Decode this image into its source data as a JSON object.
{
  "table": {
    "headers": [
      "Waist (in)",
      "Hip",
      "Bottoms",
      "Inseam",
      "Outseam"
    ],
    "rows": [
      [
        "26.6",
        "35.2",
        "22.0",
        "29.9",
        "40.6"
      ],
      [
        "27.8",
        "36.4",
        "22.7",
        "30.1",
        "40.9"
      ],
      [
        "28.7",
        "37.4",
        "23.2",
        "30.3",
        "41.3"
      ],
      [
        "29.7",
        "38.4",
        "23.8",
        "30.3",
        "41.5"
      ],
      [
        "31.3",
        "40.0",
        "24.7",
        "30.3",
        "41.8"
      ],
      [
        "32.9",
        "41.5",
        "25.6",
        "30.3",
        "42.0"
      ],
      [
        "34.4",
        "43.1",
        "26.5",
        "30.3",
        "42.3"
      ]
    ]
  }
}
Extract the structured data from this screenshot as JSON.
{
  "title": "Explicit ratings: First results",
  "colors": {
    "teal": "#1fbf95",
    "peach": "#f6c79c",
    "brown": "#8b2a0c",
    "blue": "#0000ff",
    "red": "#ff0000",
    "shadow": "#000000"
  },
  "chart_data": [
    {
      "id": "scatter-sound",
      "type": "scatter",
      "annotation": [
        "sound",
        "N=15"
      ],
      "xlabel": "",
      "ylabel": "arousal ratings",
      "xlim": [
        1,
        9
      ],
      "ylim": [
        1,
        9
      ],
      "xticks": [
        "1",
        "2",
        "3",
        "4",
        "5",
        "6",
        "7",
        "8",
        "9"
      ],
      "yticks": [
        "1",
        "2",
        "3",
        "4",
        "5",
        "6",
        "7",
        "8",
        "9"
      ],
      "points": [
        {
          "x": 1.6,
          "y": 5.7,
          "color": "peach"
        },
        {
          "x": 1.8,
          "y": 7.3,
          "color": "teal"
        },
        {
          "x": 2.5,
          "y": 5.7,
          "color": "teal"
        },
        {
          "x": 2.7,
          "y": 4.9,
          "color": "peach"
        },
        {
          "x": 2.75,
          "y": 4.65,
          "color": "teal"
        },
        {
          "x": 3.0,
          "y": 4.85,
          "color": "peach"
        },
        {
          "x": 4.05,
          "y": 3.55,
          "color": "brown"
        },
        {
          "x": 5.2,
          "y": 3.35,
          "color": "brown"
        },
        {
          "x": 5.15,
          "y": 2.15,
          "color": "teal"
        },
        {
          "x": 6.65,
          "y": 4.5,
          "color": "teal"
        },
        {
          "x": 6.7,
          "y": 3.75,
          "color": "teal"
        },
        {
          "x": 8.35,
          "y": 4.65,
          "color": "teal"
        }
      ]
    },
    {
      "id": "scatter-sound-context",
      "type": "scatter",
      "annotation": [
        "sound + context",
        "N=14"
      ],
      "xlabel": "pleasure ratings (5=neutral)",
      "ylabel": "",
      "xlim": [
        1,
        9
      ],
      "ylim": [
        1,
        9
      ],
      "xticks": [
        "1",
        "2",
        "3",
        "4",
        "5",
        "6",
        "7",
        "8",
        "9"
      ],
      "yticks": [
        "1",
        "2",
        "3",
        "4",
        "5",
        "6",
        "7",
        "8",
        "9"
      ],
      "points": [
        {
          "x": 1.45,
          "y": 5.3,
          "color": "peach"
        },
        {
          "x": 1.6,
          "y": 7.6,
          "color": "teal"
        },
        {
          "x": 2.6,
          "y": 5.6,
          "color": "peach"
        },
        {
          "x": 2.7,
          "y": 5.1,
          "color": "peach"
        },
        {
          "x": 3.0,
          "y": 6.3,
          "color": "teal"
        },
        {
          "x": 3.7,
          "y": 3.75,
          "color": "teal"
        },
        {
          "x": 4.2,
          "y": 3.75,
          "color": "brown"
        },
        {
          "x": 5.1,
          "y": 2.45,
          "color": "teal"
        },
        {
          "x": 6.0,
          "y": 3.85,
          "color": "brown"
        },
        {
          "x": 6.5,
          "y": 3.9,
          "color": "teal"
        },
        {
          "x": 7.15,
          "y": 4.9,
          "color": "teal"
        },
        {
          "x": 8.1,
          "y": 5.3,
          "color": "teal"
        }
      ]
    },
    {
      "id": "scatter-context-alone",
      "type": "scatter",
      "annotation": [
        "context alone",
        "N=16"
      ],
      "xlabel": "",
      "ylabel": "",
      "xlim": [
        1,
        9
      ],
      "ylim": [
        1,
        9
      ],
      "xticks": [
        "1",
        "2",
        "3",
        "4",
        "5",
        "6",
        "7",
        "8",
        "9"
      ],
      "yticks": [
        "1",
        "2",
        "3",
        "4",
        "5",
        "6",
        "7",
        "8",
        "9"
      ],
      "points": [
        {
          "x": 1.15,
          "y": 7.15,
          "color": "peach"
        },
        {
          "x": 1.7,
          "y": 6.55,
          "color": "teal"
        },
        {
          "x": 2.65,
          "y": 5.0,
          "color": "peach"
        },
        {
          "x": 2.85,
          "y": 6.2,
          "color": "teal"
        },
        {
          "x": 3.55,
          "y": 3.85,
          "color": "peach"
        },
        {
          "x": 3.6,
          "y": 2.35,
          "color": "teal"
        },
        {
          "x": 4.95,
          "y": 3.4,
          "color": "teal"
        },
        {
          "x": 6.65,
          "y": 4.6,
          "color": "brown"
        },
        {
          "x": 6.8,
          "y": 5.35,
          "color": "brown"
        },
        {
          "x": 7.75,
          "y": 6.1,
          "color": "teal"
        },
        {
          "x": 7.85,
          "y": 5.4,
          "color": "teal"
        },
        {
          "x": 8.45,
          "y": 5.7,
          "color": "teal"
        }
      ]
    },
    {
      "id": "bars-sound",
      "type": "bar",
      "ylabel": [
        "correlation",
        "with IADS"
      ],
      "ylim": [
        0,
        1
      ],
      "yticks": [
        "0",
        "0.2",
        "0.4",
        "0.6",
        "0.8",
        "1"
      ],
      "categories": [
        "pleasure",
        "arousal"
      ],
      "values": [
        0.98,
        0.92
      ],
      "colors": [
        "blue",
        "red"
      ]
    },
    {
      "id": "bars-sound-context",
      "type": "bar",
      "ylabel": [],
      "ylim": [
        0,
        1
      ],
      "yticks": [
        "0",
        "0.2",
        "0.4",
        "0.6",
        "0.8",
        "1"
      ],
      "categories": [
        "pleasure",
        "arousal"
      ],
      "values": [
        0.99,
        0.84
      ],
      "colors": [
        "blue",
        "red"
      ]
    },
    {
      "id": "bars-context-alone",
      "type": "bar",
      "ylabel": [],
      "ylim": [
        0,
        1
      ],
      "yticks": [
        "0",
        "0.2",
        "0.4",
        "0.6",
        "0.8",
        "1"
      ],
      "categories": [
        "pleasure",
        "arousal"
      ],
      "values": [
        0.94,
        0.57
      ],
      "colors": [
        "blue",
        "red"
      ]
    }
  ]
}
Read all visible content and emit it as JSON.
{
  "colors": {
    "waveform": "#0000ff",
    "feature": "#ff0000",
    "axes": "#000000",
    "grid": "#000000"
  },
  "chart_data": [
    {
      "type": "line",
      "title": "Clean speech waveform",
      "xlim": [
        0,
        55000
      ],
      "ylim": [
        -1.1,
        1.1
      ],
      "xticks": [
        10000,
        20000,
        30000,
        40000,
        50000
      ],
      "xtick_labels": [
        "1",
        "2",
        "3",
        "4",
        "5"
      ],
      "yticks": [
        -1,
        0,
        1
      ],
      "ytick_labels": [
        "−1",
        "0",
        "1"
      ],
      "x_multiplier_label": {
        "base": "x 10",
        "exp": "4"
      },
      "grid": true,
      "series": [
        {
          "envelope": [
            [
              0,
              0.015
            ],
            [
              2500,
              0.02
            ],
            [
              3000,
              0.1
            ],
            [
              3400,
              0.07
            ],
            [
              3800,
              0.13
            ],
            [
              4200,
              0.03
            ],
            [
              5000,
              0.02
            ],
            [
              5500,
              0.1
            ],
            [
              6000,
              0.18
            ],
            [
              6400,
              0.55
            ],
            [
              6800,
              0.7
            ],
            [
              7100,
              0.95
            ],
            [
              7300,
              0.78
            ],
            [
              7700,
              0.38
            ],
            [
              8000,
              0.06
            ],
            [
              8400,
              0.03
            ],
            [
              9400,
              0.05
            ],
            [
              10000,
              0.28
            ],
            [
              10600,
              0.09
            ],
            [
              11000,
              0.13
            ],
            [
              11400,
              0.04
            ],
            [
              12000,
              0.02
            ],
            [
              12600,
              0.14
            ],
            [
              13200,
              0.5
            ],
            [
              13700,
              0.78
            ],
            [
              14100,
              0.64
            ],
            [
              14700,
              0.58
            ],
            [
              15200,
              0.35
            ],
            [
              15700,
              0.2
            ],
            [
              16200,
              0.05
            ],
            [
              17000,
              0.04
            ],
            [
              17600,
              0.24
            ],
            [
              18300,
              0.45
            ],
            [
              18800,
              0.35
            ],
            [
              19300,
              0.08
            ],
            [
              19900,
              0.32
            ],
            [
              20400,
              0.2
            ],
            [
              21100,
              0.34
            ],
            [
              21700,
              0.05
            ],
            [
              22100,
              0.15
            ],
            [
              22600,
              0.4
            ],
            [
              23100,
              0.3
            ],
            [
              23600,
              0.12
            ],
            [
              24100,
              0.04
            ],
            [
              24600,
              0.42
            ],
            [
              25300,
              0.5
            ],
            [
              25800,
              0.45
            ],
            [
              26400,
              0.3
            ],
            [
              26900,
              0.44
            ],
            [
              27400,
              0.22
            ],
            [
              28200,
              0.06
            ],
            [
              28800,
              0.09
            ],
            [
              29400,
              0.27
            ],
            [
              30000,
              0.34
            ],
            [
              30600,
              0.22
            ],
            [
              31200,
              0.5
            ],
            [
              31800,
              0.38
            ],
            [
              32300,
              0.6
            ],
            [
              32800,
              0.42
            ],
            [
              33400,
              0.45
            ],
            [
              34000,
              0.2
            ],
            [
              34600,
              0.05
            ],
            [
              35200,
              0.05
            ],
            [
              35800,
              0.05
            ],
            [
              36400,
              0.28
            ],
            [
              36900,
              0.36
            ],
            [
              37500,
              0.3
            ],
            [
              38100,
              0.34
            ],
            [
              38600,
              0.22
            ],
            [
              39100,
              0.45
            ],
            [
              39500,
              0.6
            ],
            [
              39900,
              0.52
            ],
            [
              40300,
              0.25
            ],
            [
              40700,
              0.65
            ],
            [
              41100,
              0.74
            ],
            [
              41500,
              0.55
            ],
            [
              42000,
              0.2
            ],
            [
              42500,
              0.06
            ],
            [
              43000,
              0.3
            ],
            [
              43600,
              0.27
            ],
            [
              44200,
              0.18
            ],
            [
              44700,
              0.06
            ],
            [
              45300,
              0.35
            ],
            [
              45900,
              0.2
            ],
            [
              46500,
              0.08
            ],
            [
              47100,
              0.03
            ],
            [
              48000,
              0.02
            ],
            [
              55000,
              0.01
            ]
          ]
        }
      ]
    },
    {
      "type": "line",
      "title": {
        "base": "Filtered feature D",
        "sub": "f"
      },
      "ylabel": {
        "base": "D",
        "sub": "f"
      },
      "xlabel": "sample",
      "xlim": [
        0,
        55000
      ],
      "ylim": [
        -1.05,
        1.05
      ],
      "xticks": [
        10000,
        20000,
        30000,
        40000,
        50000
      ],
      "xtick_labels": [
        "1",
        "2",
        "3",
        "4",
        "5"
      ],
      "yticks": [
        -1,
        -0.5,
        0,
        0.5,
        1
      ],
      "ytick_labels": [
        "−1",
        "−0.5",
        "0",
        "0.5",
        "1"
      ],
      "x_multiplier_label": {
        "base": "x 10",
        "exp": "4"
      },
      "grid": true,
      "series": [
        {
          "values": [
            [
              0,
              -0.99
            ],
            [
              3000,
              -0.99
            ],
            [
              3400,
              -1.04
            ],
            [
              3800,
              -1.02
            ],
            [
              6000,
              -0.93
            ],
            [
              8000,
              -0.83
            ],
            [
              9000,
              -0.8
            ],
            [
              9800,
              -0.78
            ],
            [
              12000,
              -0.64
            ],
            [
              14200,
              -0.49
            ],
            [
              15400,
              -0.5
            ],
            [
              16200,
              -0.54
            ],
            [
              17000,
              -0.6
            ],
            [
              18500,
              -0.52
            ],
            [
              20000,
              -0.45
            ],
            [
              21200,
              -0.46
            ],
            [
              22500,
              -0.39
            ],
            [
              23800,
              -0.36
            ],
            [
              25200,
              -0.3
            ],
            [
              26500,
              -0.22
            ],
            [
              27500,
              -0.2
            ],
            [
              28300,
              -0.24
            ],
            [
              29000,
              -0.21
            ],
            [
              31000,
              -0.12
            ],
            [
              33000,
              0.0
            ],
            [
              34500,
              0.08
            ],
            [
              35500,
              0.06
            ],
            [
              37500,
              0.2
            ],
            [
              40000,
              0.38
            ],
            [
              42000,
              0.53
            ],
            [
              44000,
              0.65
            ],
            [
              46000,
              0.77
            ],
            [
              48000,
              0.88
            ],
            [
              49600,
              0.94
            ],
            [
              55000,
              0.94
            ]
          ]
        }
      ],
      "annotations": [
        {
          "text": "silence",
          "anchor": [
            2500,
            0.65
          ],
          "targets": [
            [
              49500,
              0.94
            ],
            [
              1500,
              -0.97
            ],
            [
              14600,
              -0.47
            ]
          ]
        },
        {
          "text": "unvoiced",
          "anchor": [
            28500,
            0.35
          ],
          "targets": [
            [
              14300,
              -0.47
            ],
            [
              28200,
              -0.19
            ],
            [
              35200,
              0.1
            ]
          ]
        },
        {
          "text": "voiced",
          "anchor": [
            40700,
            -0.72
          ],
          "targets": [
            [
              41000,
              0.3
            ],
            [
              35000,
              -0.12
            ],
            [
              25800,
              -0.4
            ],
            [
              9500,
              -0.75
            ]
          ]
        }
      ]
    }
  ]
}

__________________________________________________

THE REQUEST
Find the word "ratings" in the entries, and copy every line it shows up in.

RESULT BELOW
  "title": "Explicit ratings: First results",
      "ylabel": "arousal ratings",
      "xlabel": "pleasure ratings (5=neutral)",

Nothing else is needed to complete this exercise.